== The task ==
Copy every line of the data that contains the string "title".

------ Materials provided ------

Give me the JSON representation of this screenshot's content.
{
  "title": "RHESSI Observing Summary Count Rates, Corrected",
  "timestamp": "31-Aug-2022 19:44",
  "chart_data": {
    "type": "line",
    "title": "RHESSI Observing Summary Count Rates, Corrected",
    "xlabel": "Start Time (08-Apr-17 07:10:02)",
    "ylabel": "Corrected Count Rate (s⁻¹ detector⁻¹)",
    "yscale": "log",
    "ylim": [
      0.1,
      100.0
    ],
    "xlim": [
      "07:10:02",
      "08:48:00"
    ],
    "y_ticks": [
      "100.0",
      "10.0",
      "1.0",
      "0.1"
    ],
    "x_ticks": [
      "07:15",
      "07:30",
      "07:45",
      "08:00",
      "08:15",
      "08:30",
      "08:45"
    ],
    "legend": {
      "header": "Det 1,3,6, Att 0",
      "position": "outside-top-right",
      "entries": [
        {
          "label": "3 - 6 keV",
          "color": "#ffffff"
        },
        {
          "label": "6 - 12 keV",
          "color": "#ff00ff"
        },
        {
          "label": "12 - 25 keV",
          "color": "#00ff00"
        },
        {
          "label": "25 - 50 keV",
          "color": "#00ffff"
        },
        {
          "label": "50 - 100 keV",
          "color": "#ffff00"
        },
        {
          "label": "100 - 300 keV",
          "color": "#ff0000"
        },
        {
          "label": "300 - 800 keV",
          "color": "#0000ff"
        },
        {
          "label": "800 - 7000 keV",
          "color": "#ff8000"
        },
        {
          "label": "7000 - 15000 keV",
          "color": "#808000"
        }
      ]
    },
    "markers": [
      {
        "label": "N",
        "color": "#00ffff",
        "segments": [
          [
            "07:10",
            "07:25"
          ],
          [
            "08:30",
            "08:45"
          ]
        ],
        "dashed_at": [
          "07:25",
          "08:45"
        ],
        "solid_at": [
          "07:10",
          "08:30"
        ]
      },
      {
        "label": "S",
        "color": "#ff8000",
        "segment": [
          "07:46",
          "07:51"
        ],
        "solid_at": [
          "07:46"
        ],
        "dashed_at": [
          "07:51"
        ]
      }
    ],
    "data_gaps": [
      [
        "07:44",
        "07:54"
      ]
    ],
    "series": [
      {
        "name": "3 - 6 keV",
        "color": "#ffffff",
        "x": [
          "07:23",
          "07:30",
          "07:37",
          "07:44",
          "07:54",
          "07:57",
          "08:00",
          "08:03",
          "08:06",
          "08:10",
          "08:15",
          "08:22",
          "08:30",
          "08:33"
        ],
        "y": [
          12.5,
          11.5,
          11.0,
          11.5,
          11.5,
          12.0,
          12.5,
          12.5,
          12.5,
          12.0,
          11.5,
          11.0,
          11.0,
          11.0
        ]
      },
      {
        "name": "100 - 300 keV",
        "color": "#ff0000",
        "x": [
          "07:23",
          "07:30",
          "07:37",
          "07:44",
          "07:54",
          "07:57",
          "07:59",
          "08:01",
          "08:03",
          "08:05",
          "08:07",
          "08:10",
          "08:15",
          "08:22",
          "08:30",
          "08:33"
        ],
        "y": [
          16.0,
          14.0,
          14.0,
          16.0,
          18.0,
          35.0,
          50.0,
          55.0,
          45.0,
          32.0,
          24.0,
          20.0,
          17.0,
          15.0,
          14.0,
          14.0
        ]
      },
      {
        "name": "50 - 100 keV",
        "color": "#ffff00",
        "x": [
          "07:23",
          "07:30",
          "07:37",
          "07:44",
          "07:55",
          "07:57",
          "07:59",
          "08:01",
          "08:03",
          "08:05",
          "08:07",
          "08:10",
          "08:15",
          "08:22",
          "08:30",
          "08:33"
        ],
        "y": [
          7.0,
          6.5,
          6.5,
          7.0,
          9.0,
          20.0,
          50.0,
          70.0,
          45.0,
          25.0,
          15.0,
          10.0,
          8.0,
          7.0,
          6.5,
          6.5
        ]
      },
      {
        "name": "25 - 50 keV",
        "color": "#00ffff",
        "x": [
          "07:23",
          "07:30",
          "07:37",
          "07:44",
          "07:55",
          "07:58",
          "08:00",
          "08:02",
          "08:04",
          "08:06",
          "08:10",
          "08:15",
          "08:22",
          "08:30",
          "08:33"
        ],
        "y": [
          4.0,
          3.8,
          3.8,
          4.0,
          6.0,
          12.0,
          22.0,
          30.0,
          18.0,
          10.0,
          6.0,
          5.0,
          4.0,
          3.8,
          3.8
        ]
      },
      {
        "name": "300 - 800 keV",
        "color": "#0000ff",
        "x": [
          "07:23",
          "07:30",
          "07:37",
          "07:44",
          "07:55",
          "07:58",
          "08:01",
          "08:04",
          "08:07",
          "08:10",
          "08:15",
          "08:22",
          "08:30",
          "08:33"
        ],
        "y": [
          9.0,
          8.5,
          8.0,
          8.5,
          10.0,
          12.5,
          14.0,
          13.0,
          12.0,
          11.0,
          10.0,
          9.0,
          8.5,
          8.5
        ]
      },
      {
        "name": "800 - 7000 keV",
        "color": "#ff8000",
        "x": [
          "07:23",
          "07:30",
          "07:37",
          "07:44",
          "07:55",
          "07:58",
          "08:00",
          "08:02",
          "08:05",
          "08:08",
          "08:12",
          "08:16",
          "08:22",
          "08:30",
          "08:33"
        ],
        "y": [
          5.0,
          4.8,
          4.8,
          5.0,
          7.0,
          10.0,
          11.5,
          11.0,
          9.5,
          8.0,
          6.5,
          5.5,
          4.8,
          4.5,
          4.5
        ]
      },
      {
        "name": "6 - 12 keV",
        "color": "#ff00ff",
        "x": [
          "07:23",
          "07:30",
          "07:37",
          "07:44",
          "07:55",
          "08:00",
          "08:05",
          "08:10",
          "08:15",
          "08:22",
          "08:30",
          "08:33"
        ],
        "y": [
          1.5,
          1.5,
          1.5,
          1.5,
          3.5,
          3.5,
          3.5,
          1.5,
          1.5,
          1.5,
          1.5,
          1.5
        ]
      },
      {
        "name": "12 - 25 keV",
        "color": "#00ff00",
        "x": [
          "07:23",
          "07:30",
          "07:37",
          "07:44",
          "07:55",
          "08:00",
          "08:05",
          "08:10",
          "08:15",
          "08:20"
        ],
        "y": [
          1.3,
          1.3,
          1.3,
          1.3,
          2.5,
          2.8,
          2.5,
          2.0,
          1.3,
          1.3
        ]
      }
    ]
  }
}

------

== Right answer ==
  "title": "RHESSI Observing Summary Count Rates, Corrected",
    "title": "RHESSI Observing Summary Count Rates, Corrected",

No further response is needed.